--- BEGIN RAW RECORDS ---

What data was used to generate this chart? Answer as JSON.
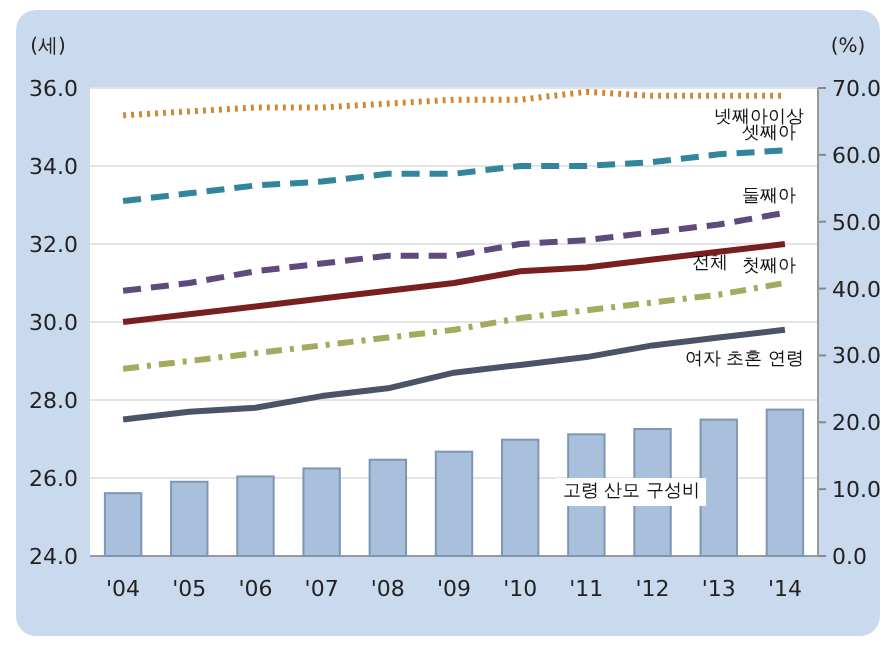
{
  "chart_data": {
    "type": "line",
    "ylabel": "(세)",
    "y2label": "(%)",
    "categories": [
      "'04",
      "'05",
      "'06",
      "'07",
      "'08",
      "'09",
      "'10",
      "'11",
      "'12",
      "'13",
      "'14"
    ],
    "ylim": [
      24,
      36
    ],
    "yticks": [
      {
        "value": 24,
        "label": "24.0"
      },
      {
        "value": 26,
        "label": "26.0"
      },
      {
        "value": 28,
        "label": "28.0"
      },
      {
        "value": 30,
        "label": "30.0"
      },
      {
        "value": 32,
        "label": "32.0"
      },
      {
        "value": 34,
        "label": "34.0"
      },
      {
        "value": 36,
        "label": "36.0"
      }
    ],
    "y2lim": [
      0,
      70
    ],
    "y2ticks": [
      {
        "value": 0,
        "label": "0.0"
      },
      {
        "value": 10,
        "label": "10.0"
      },
      {
        "value": 20,
        "label": "20.0"
      },
      {
        "value": 30,
        "label": "30.0"
      },
      {
        "value": 40,
        "label": "40.0"
      },
      {
        "value": 50,
        "label": "50.0"
      },
      {
        "value": 60,
        "label": "60.0"
      },
      {
        "value": 70,
        "label": "70.0"
      }
    ],
    "grid": "y",
    "marker": "none",
    "series": [
      {
        "name": "고령 산모 구성비",
        "type": "bar",
        "axis": "y2",
        "color": "#a9c0dc",
        "values": [
          9.4,
          11.1,
          11.9,
          13.1,
          14.4,
          15.6,
          17.4,
          18.2,
          19.0,
          20.4,
          21.9
        ]
      },
      {
        "name": "넷째아이상",
        "line_style": "dotted",
        "color": "#d0893a",
        "values": [
          35.3,
          35.4,
          35.5,
          35.5,
          35.6,
          35.7,
          35.7,
          35.9,
          35.8,
          35.8,
          35.8
        ]
      },
      {
        "name": "셋째아",
        "line_style": "dashed",
        "color": "#31859c",
        "values": [
          33.1,
          33.3,
          33.5,
          33.6,
          33.8,
          33.8,
          34.0,
          34.0,
          34.1,
          34.3,
          34.4
        ]
      },
      {
        "name": "둘째아",
        "line_style": "dashed",
        "color": "#604a7b",
        "values": [
          30.8,
          31.0,
          31.3,
          31.5,
          31.7,
          31.7,
          32.0,
          32.1,
          32.3,
          32.5,
          32.8
        ]
      },
      {
        "name": "전체",
        "line_style": "solid",
        "color": "#7a1f1f",
        "values": [
          30.0,
          30.2,
          30.4,
          30.6,
          30.8,
          31.0,
          31.3,
          31.4,
          31.6,
          31.8,
          32.0
        ]
      },
      {
        "name": "첫째아",
        "line_style": "dashdot",
        "color": "#a4ab5e",
        "values": [
          28.8,
          29.0,
          29.2,
          29.4,
          29.6,
          29.8,
          30.1,
          30.3,
          30.5,
          30.7,
          31.0
        ]
      },
      {
        "name": "여자 초혼 연령",
        "line_style": "solid",
        "color": "#4a5468",
        "values": [
          27.5,
          27.7,
          27.8,
          28.1,
          28.3,
          28.7,
          28.9,
          29.1,
          29.4,
          29.6,
          29.8
        ]
      }
    ]
  }
}
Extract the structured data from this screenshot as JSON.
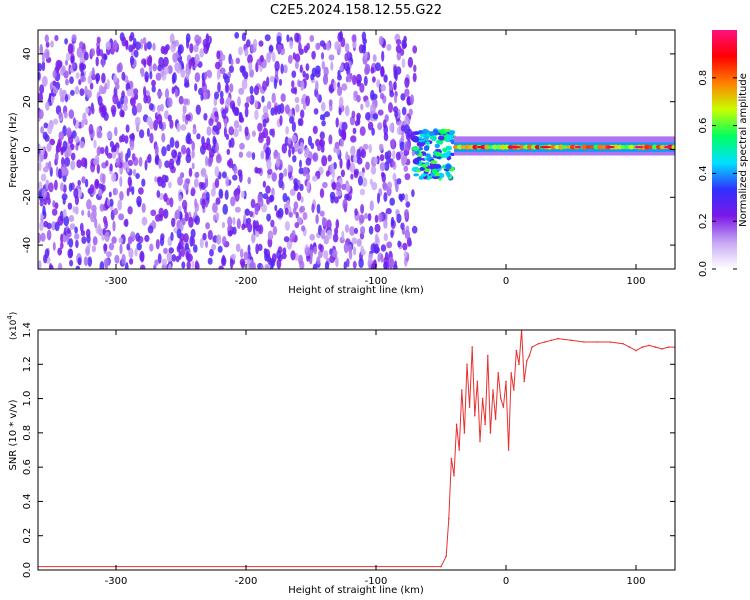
{
  "title": "C2E5.2024.158.12.55.G22",
  "chart_data": [
    {
      "type": "heatmap",
      "xlabel": "Height of straight line (km)",
      "ylabel": "Frequency (Hz)",
      "xlim": [
        -360,
        130
      ],
      "ylim": [
        -50,
        50
      ],
      "xticks": [
        -300,
        -200,
        -100,
        0,
        100
      ],
      "yticks": [
        -40,
        -20,
        0,
        20,
        40
      ],
      "colorbar": {
        "label": "Normalized spectral amplitude",
        "range": [
          0.0,
          1.0
        ],
        "ticks": [
          0.0,
          0.2,
          0.4,
          0.6,
          0.8
        ],
        "tick_labels": [
          "0.0",
          "0.2",
          "0.4",
          "0.6",
          "0.8"
        ],
        "colormap": [
          "#ffffff",
          "#c8a8f4",
          "#7a18e8",
          "#3030ff",
          "#00e0ff",
          "#00ff60",
          "#c8ff00",
          "#ff8000",
          "#ff0000",
          "#ff1080"
        ]
      },
      "regions": [
        {
          "x_range": [
            -360,
            -70
          ],
          "freq_range": [
            -50,
            48
          ],
          "amplitude": "0.0-0.3",
          "description_values": "broadband noise"
        },
        {
          "x_range": [
            -70,
            -40
          ],
          "freq_range": [
            -12,
            8
          ],
          "amplitude": "0.3-0.6"
        },
        {
          "x_range": [
            -40,
            130
          ],
          "freq_range": [
            -1,
            4
          ],
          "center_freq": 1,
          "amplitude": "0.5-1.0"
        }
      ]
    },
    {
      "type": "line",
      "xlabel": "Height of straight line (km)",
      "ylabel": "SNR (10 * v/v)",
      "y_multiplier": "(x10",
      "y_multiplier_exp": "4",
      "y_multiplier_close": ")",
      "xlim": [
        -360,
        130
      ],
      "ylim": [
        0,
        1.4
      ],
      "xticks": [
        -300,
        -200,
        -100,
        0,
        100
      ],
      "yticks": [
        0.0,
        0.2,
        0.4,
        0.6,
        0.8,
        1.0,
        1.2,
        1.4
      ],
      "ytick_labels": [
        "0.0",
        "0.2",
        "0.4",
        "0.6",
        "0.8",
        "1.0",
        "1.2",
        "1.4"
      ],
      "color": "#e83030",
      "series": [
        {
          "x": [
            -360,
            -300,
            -200,
            -100,
            -50,
            -46,
            -44,
            -42,
            -40,
            -38,
            -36,
            -34,
            -32,
            -30,
            -28,
            -26,
            -24,
            -22,
            -20,
            -18,
            -16,
            -14,
            -12,
            -10,
            -8,
            -6,
            -4,
            -2,
            0,
            2,
            4,
            6,
            8,
            10,
            12,
            14,
            16,
            18,
            20,
            25,
            30,
            35,
            40,
            50,
            60,
            70,
            80,
            90,
            95,
            100,
            105,
            110,
            115,
            120,
            125,
            130
          ],
          "y": [
            0.02,
            0.02,
            0.02,
            0.02,
            0.02,
            0.08,
            0.3,
            0.65,
            0.55,
            0.85,
            0.7,
            1.05,
            0.8,
            1.2,
            0.95,
            1.3,
            0.9,
            1.1,
            0.75,
            1.0,
            0.85,
            1.25,
            0.8,
            1.05,
            0.88,
            1.15,
            1.0,
            0.95,
            1.1,
            0.7,
            1.15,
            1.05,
            1.28,
            1.2,
            1.4,
            1.1,
            1.22,
            1.25,
            1.3,
            1.32,
            1.33,
            1.34,
            1.35,
            1.34,
            1.33,
            1.33,
            1.33,
            1.32,
            1.3,
            1.28,
            1.3,
            1.31,
            1.3,
            1.29,
            1.3,
            1.3
          ]
        }
      ]
    }
  ]
}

--- END RAW RECORDS ---

▶ [WORK TO DO] Scan the material above for the string "name" and return the lines that hold it.

▶ [CORRECT RESULT]
        "name": "고령 산모 구성비",
        "name": "넷째아이상",
        "name": "셋째아",
        "name": "둘째아",
        "name": "전체",
        "name": "첫째아",
        "name": "여자 초혼 연령",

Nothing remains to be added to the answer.